Extracted records
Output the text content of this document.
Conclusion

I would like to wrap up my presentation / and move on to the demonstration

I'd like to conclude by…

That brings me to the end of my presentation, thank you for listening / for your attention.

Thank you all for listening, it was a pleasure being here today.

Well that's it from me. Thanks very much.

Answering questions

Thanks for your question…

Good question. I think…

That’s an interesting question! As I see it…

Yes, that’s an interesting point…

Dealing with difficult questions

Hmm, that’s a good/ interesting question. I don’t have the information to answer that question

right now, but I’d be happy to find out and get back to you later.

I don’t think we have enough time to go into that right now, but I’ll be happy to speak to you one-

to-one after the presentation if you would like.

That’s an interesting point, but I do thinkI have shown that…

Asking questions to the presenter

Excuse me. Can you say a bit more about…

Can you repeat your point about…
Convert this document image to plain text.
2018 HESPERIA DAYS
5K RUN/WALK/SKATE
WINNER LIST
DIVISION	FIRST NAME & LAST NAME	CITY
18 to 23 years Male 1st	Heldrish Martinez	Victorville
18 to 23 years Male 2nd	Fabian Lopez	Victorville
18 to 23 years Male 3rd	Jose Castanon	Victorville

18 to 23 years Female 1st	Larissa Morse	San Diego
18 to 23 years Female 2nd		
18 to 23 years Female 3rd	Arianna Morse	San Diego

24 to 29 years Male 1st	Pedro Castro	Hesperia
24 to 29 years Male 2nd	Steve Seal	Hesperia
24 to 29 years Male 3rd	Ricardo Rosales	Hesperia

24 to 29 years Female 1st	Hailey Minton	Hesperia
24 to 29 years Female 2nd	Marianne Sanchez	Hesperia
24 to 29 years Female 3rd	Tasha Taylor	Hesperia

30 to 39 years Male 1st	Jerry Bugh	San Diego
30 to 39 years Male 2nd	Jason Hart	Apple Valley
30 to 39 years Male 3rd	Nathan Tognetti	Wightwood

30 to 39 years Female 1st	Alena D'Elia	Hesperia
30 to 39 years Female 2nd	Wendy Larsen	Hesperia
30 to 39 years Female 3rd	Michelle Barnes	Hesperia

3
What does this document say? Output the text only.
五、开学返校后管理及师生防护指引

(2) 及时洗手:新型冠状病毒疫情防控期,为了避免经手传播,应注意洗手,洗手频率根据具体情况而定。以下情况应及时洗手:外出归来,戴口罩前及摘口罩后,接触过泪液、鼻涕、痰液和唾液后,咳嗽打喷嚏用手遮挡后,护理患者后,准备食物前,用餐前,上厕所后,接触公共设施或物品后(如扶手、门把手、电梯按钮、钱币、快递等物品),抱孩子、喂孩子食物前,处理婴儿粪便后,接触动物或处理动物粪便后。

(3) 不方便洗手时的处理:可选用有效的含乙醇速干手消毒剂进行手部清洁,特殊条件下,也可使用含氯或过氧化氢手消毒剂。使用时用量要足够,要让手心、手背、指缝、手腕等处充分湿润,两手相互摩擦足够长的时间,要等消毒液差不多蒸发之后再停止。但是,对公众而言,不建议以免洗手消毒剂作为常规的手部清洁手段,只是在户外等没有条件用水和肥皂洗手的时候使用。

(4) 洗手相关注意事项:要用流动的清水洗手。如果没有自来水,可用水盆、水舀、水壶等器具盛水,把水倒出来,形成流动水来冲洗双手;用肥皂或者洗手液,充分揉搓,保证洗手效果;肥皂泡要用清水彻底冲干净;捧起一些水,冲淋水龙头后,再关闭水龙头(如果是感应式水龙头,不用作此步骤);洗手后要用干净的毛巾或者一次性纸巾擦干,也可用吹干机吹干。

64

§ Instructions to follow
Please restate the records in full, word for word.

§ Answer
Output the text content of this document.
Conclusion

I would like to wrap up my presentation / and move on to the demonstration

I'd like to conclude by…

That brings me to the end of my presentation, thank you for listening / for your attention.

Thank you all for listening, it was a pleasure being here today.

Well that's it from me. Thanks very much.

Answering questions

Thanks for your question…

Good question. I think…

That’s an interesting question! As I see it…

Yes, that’s an interesting point…

Dealing with difficult questions

Hmm, that’s a good/ interesting question. I don’t have the information to answer that question

right now, but I’d be happy to find out and get back to you later.

I don’t think we have enough time to go into that right now, but I’ll be happy to speak to you one-

to-one after the presentation if you would like.

That’s an interesting point, but I do thinkI have shown that…

Asking questions to the presenter

Excuse me. Can you say a bit more about…

Can you repeat your point about…
Convert this document image to plain text.
2018 HESPERIA DAYS
5K RUN/WALK/SKATE
WINNER LIST
DIVISION	FIRST NAME & LAST NAME	CITY
18 to 23 years Male 1st	Heldrish Martinez	Victorville
18 to 23 years Male 2nd	Fabian Lopez	Victorville
18 to 23 years Male 3rd	Jose Castanon	Victorville

18 to 23 years Female 1st	Larissa Morse	San Diego
18 to 23 years Female 2nd		
18 to 23 years Female 3rd	Arianna Morse	San Diego

24 to 29 years Male 1st	Pedro Castro	Hesperia
24 to 29 years Male 2nd	Steve Seal	Hesperia
24 to 29 years Male 3rd	Ricardo Rosales	Hesperia

24 to 29 years Female 1st	Hailey Minton	Hesperia
24 to 29 years Female 2nd	Marianne Sanchez	Hesperia
24 to 29 years Female 3rd	Tasha Taylor	Hesperia

30 to 39 years Male 1st	Jerry Bugh	San Diego
30 to 39 years Male 2nd	Jason Hart	Apple Valley
30 to 39 years Male 3rd	Nathan Tognetti	Wightwood

30 to 39 years Female 1st	Alena D'Elia	Hesperia
30 to 39 years Female 2nd	Wendy Larsen	Hesperia
30 to 39 years Female 3rd	Michelle Barnes	Hesperia

3
What does this document say? Output the text only.
五、开学返校后管理及师生防护指引

(2) 及时洗手:新型冠状病毒疫情防控期,为了避免经手传播,应注意洗手,洗手频率根据具体情况而定。以下情况应及时洗手:外出归来,戴口罩前及摘口罩后,接触过泪液、鼻涕、痰液和唾液后,咳嗽打喷嚏用手遮挡后,护理患者后,准备食物前,用餐前,上厕所后,接触公共设施或物品后(如扶手、门把手、电梯按钮、钱币、快递等物品),抱孩子、喂孩子食物前,处理婴儿粪便后,接触动物或处理动物粪便后。

(3) 不方便洗手时的处理:可选用有效的含乙醇速干手消毒剂进行手部清洁,特殊条件下,也可使用含氯或过氧化氢手消毒剂。使用时用量要足够,要让手心、手背、指缝、手腕等处充分湿润,两手相互摩擦足够长的时间,要等消毒液差不多蒸发之后再停止。但是,对公众而言,不建议以免洗手消毒剂作为常规的手部清洁手段,只是在户外等没有条件用水和肥皂洗手的时候使用。

(4) 洗手相关注意事项:要用流动的清水洗手。如果没有自来水,可用水盆、水舀、水壶等器具盛水,把水倒出来,形成流动水来冲洗双手;用肥皂或者洗手液,充分揉搓,保证洗手效果;肥皂泡要用清水彻底冲干净;捧起一些水,冲淋水龙头后,再关闭水龙头(如果是感应式水龙头,不用作此步骤);洗手后要用干净的毛巾或者一次性纸巾擦干,也可用吹干机吹干。

64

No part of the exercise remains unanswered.